Challenge
Transcribe each line exactly.

--------

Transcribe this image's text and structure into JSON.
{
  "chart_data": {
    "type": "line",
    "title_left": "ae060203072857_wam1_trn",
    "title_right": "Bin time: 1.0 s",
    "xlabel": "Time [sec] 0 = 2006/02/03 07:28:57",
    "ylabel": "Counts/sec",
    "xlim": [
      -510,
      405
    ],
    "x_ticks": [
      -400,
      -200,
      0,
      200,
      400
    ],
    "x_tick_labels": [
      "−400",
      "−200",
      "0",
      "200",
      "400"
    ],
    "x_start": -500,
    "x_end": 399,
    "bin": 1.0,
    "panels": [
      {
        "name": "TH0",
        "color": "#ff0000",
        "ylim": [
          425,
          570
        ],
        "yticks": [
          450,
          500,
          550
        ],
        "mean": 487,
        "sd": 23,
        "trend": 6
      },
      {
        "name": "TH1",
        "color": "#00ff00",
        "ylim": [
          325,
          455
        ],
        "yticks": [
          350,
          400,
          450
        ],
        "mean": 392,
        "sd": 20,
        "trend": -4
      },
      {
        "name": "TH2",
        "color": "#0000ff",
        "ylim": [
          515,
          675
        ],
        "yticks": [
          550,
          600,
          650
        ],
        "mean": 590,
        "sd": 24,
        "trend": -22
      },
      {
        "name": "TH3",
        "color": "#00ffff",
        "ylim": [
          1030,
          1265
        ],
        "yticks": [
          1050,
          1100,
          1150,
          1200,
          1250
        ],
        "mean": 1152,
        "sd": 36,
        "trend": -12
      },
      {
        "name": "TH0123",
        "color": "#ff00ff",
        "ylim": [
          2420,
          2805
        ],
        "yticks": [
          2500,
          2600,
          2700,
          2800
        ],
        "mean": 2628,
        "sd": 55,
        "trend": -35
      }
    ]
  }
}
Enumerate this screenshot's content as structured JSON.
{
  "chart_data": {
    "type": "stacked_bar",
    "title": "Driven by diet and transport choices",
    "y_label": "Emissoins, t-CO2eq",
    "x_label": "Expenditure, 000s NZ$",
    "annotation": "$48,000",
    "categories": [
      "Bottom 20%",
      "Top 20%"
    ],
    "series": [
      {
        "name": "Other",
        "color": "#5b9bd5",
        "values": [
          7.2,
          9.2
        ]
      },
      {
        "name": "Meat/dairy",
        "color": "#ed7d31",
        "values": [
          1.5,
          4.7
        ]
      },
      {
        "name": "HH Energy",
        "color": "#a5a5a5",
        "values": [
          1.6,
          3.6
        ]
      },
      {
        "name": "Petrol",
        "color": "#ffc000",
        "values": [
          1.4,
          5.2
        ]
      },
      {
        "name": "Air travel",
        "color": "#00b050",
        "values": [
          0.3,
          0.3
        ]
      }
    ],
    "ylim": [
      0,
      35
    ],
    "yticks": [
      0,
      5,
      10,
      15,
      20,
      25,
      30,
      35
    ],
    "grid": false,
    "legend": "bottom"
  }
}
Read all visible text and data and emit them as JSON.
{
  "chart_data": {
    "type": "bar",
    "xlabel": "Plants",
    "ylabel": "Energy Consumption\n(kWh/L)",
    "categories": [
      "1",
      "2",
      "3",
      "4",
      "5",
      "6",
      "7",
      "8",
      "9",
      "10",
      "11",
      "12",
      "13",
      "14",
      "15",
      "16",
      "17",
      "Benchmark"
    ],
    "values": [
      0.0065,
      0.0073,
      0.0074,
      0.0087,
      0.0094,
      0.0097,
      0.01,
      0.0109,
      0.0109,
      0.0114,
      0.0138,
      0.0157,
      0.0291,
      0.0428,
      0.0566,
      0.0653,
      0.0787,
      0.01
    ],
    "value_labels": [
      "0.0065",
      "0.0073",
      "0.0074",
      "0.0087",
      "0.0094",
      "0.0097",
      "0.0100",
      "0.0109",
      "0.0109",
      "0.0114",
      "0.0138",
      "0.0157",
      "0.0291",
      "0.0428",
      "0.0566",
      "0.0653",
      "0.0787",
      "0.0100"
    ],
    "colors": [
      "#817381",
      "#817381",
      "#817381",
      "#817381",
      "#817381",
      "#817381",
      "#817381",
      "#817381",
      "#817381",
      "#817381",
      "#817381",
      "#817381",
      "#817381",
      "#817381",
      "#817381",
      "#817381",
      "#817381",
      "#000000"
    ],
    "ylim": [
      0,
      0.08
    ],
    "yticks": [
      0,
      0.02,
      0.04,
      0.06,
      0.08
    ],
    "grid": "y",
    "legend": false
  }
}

--------

Solved problem
Transcribe this image's text and structure into JSON.
{
  "chart_data": {
    "type": "line",
    "title_left": "ae060203072857_wam1_trn",
    "title_right": "Bin time: 1.0 s",
    "xlabel": "Time [sec] 0 = 2006/02/03 07:28:57",
    "ylabel": "Counts/sec",
    "xlim": [
      -510,
      405
    ],
    "x_ticks": [
      -400,
      -200,
      0,
      200,
      400
    ],
    "x_tick_labels": [
      "−400",
      "−200",
      "0",
      "200",
      "400"
    ],
    "x_start": -500,
    "x_end": 399,
    "bin": 1.0,
    "panels": [
      {
        "name": "TH0",
        "color": "#ff0000",
        "ylim": [
          425,
          570
        ],
        "yticks": [
          450,
          500,
          550
        ],
        "mean": 487,
        "sd": 23,
        "trend": 6
      },
      {
        "name": "TH1",
        "color": "#00ff00",
        "ylim": [
          325,
          455
        ],
        "yticks": [
          350,
          400,
          450
        ],
        "mean": 392,
        "sd": 20,
        "trend": -4
      },
      {
        "name": "TH2",
        "color": "#0000ff",
        "ylim": [
          515,
          675
        ],
        "yticks": [
          550,
          600,
          650
        ],
        "mean": 590,
        "sd": 24,
        "trend": -22
      },
      {
        "name": "TH3",
        "color": "#00ffff",
        "ylim": [
          1030,
          1265
        ],
        "yticks": [
          1050,
          1100,
          1150,
          1200,
          1250
        ],
        "mean": 1152,
        "sd": 36,
        "trend": -12
      },
      {
        "name": "TH0123",
        "color": "#ff00ff",
        "ylim": [
          2420,
          2805
        ],
        "yticks": [
          2500,
          2600,
          2700,
          2800
        ],
        "mean": 2628,
        "sd": 55,
        "trend": -35
      }
    ]
  }
}
Enumerate this screenshot's content as structured JSON.
{
  "chart_data": {
    "type": "stacked_bar",
    "title": "Driven by diet and transport choices",
    "y_label": "Emissoins, t-CO2eq",
    "x_label": "Expenditure, 000s NZ$",
    "annotation": "$48,000",
    "categories": [
      "Bottom 20%",
      "Top 20%"
    ],
    "series": [
      {
        "name": "Other",
        "color": "#5b9bd5",
        "values": [
          7.2,
          9.2
        ]
      },
      {
        "name": "Meat/dairy",
        "color": "#ed7d31",
        "values": [
          1.5,
          4.7
        ]
      },
      {
        "name": "HH Energy",
        "color": "#a5a5a5",
        "values": [
          1.6,
          3.6
        ]
      },
      {
        "name": "Petrol",
        "color": "#ffc000",
        "values": [
          1.4,
          5.2
        ]
      },
      {
        "name": "Air travel",
        "color": "#00b050",
        "values": [
          0.3,
          0.3
        ]
      }
    ],
    "ylim": [
      0,
      35
    ],
    "yticks": [
      0,
      5,
      10,
      15,
      20,
      25,
      30,
      35
    ],
    "grid": false,
    "legend": "bottom"
  }
}
Read all visible text and data and emit them as JSON.
{
  "chart_data": {
    "type": "bar",
    "xlabel": "Plants",
    "ylabel": "Energy Consumption\n(kWh/L)",
    "categories": [
      "1",
      "2",
      "3",
      "4",
      "5",
      "6",
      "7",
      "8",
      "9",
      "10",
      "11",
      "12",
      "13",
      "14",
      "15",
      "16",
      "17",
      "Benchmark"
    ],
    "values": [
      0.0065,
      0.0073,
      0.0074,
      0.0087,
      0.0094,
      0.0097,
      0.01,
      0.0109,
      0.0109,
      0.0114,
      0.0138,
      0.0157,
      0.0291,
      0.0428,
      0.0566,
      0.0653,
      0.0787,
      0.01
    ],
    "value_labels": [
      "0.0065",
      "0.0073",
      "0.0074",
      "0.0087",
      "0.0094",
      "0.0097",
      "0.0100",
      "0.0109",
      "0.0109",
      "0.0114",
      "0.0138",
      "0.0157",
      "0.0291",
      "0.0428",
      "0.0566",
      "0.0653",
      "0.0787",
      "0.0100"
    ],
    "colors": [
      "#817381",
      "#817381",
      "#817381",
      "#817381",
      "#817381",
      "#817381",
      "#817381",
      "#817381",
      "#817381",
      "#817381",
      "#817381",
      "#817381",
      "#817381",
      "#817381",
      "#817381",
      "#817381",
      "#817381",
      "#000000"
    ],
    "ylim": [
      0,
      0.08
    ],
    "yticks": [
      0,
      0.02,
      0.04,
      0.06,
      0.08
    ],
    "grid": "y",
    "legend": false
  }
}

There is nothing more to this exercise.